(Bounding box prediction data)
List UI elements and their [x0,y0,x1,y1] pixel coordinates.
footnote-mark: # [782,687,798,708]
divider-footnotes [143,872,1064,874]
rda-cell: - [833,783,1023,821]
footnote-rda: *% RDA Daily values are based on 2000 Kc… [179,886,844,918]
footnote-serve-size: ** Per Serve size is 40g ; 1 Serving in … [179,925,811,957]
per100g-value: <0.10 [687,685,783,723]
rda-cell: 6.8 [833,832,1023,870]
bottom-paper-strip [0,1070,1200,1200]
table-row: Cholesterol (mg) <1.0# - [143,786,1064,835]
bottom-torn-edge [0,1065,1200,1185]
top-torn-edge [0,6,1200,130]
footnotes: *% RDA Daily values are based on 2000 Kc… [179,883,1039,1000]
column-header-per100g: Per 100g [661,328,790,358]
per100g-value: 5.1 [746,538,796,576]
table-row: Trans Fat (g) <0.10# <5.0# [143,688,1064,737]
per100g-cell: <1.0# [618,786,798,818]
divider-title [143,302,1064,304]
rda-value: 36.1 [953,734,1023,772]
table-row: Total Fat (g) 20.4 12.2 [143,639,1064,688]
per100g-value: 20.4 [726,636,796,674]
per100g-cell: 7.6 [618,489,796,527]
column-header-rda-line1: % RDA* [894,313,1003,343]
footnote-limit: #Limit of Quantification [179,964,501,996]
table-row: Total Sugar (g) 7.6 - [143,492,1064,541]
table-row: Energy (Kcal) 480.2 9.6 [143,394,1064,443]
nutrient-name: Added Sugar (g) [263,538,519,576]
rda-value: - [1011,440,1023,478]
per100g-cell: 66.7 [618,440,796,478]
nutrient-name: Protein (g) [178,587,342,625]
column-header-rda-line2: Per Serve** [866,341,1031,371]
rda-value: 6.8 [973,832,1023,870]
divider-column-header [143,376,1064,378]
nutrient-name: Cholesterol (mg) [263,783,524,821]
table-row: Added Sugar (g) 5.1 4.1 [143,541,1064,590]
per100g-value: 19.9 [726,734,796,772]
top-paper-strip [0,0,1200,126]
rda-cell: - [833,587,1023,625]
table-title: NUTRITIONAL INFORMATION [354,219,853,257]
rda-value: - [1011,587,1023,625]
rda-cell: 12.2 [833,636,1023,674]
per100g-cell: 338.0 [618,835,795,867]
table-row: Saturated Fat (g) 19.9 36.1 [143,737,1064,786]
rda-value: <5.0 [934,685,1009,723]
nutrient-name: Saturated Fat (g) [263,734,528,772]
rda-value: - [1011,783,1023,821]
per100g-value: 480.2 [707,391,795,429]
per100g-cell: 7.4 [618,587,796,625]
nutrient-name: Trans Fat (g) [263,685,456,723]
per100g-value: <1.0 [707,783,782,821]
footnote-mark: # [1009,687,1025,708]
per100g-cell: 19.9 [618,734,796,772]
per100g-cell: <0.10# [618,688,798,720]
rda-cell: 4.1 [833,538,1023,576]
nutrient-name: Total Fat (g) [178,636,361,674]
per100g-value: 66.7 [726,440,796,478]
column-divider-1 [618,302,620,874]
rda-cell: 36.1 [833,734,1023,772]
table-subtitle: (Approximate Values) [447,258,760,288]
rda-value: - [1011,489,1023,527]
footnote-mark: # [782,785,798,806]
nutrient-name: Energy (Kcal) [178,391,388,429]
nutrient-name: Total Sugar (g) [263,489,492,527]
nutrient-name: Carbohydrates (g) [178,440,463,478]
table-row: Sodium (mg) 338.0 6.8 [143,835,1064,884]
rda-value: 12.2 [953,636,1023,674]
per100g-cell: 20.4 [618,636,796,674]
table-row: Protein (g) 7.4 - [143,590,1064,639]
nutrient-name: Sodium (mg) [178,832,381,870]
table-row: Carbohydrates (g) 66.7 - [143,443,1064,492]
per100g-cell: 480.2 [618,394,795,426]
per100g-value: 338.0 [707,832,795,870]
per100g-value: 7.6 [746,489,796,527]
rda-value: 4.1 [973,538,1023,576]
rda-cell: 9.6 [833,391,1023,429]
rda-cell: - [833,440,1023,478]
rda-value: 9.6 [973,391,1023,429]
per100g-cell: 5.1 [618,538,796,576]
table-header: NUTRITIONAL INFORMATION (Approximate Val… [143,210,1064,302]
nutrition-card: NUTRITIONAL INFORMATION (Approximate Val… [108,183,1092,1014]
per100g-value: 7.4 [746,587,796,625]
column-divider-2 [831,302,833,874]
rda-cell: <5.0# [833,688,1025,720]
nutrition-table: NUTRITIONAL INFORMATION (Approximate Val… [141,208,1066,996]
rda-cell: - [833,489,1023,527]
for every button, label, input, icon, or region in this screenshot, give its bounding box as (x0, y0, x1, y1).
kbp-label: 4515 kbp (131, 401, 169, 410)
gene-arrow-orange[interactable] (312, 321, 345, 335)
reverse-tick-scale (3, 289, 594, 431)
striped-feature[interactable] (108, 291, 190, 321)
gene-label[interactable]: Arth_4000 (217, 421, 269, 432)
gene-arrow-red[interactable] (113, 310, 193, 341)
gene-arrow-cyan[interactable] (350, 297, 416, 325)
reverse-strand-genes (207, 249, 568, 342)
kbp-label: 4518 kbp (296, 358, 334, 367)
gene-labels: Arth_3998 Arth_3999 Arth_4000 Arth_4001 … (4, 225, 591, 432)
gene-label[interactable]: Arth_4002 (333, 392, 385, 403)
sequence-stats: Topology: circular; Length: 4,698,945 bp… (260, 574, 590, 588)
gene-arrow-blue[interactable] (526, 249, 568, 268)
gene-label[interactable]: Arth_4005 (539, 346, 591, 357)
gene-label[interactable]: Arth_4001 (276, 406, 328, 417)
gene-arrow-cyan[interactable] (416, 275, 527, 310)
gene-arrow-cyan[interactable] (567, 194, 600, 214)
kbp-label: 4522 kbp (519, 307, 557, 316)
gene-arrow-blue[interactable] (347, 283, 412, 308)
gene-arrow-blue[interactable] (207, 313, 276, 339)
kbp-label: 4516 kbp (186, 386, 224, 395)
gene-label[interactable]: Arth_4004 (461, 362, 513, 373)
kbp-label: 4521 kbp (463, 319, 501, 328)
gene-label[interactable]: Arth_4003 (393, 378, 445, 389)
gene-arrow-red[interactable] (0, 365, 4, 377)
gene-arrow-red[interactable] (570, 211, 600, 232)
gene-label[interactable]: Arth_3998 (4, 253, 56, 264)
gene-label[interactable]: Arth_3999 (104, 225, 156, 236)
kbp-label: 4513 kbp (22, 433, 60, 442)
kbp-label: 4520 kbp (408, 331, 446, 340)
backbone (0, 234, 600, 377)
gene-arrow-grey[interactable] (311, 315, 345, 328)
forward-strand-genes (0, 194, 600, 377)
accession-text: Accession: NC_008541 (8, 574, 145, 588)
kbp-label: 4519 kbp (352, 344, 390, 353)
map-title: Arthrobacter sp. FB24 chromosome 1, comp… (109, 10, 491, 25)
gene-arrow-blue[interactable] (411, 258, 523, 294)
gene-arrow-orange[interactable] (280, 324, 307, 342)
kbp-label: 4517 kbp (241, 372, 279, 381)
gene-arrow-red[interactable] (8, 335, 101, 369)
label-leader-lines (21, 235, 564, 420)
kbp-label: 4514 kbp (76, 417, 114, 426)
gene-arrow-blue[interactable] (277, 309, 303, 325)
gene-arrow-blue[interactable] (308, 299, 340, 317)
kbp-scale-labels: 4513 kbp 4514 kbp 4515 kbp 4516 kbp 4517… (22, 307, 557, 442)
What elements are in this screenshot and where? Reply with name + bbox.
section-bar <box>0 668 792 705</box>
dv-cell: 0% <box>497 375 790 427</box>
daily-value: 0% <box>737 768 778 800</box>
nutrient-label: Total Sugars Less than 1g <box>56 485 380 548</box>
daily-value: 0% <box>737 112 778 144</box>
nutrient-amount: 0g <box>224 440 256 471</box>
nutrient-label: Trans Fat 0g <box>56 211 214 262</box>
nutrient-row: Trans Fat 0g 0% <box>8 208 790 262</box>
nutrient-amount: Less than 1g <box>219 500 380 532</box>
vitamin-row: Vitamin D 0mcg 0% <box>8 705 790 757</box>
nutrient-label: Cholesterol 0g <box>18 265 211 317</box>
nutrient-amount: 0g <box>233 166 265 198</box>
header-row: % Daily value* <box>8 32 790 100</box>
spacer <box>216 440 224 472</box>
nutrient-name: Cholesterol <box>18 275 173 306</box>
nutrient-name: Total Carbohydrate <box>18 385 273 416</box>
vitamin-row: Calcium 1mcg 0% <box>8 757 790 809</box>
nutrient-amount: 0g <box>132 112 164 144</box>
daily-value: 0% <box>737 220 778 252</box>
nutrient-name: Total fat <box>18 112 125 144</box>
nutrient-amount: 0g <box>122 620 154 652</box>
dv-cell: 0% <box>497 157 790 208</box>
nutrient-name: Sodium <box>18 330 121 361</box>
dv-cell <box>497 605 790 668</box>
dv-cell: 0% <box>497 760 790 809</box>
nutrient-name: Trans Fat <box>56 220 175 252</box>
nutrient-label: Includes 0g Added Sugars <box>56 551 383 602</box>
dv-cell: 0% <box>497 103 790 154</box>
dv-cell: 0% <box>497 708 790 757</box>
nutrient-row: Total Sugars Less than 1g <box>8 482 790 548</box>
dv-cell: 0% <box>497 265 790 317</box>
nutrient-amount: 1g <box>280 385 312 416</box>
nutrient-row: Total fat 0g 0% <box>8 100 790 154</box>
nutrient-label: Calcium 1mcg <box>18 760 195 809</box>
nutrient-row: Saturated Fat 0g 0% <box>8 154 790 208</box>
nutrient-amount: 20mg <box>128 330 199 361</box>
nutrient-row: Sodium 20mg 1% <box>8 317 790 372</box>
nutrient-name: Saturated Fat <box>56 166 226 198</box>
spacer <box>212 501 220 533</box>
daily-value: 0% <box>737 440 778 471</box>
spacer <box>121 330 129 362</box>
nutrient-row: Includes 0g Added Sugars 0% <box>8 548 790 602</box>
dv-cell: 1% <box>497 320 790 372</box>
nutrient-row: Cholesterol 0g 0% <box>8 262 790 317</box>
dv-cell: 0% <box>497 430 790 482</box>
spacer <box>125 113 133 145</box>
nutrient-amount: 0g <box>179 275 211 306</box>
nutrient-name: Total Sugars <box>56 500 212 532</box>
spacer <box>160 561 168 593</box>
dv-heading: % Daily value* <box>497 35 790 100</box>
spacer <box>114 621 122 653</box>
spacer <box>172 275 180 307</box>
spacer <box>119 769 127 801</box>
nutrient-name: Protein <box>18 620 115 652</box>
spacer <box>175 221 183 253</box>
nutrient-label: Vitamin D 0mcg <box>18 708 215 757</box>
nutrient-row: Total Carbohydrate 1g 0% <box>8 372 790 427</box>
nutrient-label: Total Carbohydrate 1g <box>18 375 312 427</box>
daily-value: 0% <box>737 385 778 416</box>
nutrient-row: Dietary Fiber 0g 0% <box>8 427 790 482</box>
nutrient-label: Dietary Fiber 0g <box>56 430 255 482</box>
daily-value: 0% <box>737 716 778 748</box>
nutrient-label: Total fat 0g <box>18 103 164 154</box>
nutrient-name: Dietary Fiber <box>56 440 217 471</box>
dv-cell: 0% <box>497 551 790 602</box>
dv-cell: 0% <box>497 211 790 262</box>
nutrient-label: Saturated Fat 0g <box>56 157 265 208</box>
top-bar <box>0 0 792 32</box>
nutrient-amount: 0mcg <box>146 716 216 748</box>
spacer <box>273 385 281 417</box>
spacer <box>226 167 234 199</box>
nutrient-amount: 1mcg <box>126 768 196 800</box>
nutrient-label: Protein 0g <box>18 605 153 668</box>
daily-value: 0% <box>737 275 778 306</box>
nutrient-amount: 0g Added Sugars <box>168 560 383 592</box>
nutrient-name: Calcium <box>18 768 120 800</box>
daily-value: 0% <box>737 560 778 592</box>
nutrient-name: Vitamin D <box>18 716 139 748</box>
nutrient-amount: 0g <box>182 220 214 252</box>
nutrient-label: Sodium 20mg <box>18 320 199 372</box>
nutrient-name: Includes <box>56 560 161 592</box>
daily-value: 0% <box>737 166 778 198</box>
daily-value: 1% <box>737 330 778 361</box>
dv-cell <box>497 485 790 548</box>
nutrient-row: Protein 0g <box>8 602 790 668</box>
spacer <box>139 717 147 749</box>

WORK REQUIRED: Return each line of the entries that holds the string "screenshot".

ANSWER AREA:
for every button, label, input, icon, or region in this screenshot, give its bounding box as (x0, y0, x1, y1).
What elements are in this screenshot and where? Reply with name + bbox.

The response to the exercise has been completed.